***** EXERCISE MATERIAL *****
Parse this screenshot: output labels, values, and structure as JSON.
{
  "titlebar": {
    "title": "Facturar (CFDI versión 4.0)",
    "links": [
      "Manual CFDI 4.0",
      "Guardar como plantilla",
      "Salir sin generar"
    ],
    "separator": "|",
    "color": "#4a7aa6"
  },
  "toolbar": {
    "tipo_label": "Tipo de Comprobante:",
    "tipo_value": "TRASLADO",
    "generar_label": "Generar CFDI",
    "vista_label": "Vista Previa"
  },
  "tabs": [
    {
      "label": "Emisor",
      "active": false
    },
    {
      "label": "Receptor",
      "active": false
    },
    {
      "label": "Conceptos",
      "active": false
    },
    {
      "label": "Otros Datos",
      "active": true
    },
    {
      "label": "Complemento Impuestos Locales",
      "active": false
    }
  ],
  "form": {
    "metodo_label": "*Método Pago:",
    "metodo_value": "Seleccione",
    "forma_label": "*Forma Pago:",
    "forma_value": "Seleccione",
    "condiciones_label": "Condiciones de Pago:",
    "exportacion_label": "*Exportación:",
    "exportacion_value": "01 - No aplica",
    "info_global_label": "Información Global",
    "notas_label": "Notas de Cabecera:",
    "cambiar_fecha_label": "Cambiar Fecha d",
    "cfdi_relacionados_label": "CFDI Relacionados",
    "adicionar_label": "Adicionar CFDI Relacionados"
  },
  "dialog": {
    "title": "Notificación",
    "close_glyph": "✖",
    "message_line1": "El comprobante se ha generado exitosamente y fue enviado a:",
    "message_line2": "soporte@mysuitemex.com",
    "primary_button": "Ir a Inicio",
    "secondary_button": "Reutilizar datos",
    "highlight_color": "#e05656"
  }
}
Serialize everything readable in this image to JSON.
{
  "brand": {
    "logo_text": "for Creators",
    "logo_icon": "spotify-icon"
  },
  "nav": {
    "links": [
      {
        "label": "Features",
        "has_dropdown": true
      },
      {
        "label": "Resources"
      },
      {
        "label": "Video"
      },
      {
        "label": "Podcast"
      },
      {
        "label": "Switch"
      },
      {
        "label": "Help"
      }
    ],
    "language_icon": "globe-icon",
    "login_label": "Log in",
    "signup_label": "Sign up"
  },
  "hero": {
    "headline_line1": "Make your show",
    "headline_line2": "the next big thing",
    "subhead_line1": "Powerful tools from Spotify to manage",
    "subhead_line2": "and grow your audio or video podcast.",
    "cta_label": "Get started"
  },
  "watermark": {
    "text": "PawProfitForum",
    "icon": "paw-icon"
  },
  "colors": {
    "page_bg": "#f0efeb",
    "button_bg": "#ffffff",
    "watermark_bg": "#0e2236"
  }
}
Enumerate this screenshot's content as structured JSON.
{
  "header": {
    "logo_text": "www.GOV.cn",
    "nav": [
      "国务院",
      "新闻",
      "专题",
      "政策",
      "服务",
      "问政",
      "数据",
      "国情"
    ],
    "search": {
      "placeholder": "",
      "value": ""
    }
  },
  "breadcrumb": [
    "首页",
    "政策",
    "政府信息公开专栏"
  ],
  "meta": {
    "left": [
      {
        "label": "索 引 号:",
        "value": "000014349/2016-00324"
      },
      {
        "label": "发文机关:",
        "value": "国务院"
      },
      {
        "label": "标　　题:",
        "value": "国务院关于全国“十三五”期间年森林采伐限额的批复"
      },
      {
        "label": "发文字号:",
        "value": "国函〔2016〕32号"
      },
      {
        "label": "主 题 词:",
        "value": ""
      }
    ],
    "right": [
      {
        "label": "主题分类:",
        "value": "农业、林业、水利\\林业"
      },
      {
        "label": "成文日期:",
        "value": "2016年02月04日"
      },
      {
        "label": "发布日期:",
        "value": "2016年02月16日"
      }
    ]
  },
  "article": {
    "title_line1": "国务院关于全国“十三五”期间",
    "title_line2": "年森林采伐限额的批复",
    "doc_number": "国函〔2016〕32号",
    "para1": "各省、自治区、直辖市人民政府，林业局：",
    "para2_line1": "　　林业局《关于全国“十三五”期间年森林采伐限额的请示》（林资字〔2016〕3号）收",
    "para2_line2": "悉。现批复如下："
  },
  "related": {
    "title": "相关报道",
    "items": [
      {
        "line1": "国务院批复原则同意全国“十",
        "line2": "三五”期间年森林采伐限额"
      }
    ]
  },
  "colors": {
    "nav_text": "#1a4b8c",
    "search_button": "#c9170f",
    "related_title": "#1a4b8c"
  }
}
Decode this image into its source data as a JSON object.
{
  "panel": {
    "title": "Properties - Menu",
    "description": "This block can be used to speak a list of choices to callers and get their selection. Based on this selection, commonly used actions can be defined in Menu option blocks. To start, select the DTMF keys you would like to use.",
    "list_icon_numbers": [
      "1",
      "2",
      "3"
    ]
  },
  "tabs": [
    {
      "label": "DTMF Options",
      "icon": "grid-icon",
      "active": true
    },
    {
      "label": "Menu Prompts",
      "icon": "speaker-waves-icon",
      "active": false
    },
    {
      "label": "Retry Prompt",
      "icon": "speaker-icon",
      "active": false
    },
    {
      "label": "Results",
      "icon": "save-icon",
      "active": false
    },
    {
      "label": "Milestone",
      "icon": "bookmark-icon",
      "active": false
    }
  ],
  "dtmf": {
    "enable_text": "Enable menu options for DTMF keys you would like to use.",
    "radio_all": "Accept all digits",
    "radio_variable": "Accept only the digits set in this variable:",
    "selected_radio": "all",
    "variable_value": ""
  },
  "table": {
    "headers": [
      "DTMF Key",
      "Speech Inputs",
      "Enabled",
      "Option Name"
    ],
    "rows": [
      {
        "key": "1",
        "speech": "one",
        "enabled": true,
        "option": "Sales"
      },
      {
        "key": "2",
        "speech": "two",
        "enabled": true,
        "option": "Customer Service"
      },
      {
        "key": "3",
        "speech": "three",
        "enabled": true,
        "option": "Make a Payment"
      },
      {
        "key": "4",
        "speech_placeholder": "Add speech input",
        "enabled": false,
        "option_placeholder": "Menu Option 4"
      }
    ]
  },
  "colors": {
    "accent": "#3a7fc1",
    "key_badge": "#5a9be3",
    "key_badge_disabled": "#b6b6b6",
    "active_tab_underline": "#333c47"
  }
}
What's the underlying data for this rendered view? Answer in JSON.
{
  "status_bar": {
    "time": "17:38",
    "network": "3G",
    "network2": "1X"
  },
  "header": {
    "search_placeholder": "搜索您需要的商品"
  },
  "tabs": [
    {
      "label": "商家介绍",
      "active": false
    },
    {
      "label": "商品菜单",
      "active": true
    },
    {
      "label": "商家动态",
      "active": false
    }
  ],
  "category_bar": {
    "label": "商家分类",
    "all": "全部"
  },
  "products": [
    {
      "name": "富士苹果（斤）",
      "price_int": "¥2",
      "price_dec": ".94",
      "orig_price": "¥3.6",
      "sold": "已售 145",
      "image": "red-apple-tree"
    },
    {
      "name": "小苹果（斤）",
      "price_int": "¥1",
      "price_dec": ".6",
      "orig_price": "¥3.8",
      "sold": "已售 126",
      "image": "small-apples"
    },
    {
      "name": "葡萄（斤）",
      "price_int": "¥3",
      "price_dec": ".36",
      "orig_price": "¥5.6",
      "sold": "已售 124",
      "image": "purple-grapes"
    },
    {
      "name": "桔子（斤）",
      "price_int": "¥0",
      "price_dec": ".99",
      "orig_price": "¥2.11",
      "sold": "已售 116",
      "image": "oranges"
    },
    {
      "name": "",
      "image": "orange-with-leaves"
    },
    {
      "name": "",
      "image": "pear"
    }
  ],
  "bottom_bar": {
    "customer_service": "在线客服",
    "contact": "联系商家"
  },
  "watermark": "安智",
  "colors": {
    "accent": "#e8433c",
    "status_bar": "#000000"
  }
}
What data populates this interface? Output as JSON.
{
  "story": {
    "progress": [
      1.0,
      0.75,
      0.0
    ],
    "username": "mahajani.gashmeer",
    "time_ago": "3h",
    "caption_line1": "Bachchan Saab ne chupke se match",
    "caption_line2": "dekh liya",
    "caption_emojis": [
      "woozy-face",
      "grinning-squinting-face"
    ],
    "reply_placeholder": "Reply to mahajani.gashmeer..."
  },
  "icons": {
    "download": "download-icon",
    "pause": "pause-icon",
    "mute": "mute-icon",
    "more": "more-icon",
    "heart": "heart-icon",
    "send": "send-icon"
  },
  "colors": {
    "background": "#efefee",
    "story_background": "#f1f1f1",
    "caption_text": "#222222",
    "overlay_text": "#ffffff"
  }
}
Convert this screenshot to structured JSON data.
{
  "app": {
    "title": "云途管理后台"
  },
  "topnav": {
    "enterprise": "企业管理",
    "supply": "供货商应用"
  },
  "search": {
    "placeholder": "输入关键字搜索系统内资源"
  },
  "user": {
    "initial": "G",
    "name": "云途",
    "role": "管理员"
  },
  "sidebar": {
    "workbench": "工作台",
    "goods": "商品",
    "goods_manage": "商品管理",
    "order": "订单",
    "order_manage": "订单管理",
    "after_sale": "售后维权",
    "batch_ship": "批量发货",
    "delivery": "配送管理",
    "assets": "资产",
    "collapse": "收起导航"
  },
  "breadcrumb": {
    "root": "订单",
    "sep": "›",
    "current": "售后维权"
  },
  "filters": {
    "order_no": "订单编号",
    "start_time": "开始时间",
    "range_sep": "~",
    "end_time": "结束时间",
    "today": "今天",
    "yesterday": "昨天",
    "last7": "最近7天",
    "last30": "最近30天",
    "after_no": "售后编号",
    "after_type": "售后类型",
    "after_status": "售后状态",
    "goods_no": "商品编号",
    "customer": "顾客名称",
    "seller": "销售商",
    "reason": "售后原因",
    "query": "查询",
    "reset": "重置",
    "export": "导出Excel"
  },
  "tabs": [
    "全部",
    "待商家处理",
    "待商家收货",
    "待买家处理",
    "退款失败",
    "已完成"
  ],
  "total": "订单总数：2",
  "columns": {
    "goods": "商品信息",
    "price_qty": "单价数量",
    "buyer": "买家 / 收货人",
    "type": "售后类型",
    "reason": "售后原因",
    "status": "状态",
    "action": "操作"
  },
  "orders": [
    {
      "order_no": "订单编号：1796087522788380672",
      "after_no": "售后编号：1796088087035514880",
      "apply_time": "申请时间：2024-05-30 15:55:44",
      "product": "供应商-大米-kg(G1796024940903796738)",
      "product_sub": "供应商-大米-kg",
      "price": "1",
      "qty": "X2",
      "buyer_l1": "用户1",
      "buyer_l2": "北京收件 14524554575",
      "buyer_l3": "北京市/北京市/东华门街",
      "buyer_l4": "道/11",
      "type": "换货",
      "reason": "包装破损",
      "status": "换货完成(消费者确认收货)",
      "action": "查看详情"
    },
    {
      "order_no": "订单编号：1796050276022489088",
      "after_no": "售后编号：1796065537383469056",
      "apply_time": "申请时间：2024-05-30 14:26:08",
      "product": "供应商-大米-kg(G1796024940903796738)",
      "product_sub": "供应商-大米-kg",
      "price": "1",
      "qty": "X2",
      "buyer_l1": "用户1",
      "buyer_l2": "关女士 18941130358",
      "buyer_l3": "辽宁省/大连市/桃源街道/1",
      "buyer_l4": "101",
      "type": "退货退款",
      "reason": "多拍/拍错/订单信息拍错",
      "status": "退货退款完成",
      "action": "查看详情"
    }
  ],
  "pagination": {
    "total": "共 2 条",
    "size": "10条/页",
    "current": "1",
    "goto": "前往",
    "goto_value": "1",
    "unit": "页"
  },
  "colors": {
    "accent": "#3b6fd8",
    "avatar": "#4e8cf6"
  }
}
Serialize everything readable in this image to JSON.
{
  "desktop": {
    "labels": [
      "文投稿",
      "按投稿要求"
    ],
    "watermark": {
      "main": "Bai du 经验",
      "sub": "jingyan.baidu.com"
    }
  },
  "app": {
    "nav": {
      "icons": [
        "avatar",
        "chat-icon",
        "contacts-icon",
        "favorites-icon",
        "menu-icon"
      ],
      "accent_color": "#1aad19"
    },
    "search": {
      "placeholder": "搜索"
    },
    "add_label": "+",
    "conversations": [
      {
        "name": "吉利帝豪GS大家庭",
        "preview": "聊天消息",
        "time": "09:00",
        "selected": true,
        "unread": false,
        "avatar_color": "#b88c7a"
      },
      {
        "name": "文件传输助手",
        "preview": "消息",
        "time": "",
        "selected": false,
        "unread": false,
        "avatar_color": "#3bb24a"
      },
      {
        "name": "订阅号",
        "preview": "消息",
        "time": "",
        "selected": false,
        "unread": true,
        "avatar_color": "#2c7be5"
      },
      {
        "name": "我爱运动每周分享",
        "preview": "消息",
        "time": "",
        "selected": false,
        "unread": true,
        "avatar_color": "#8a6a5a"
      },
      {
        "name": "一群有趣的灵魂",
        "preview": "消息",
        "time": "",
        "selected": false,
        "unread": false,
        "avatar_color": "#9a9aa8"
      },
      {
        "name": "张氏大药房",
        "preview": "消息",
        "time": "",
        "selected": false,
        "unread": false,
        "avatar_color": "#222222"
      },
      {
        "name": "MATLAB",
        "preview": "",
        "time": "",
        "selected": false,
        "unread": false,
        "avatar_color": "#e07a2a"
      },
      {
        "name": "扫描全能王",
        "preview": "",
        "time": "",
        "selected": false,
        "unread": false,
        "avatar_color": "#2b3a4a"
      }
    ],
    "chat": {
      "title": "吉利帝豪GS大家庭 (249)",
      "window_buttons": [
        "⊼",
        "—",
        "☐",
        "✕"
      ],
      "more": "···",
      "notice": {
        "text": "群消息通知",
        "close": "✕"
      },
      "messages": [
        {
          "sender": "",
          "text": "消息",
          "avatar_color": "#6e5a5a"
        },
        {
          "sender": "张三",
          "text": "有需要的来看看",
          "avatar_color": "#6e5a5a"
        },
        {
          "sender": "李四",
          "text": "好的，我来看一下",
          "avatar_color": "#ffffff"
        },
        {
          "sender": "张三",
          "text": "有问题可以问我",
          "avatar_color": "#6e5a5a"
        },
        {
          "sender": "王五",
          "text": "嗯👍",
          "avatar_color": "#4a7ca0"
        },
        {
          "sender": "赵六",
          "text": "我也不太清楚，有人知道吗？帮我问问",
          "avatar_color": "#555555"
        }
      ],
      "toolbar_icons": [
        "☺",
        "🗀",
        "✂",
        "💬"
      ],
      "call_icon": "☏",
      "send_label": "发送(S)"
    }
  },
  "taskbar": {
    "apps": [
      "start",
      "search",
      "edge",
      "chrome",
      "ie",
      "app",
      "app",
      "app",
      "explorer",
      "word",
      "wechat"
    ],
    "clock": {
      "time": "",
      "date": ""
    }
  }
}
*****
# [SET PROBLEM]
Tell how many lines above contain the word "would". Give the number alone.

# [FINISHED TASK]
2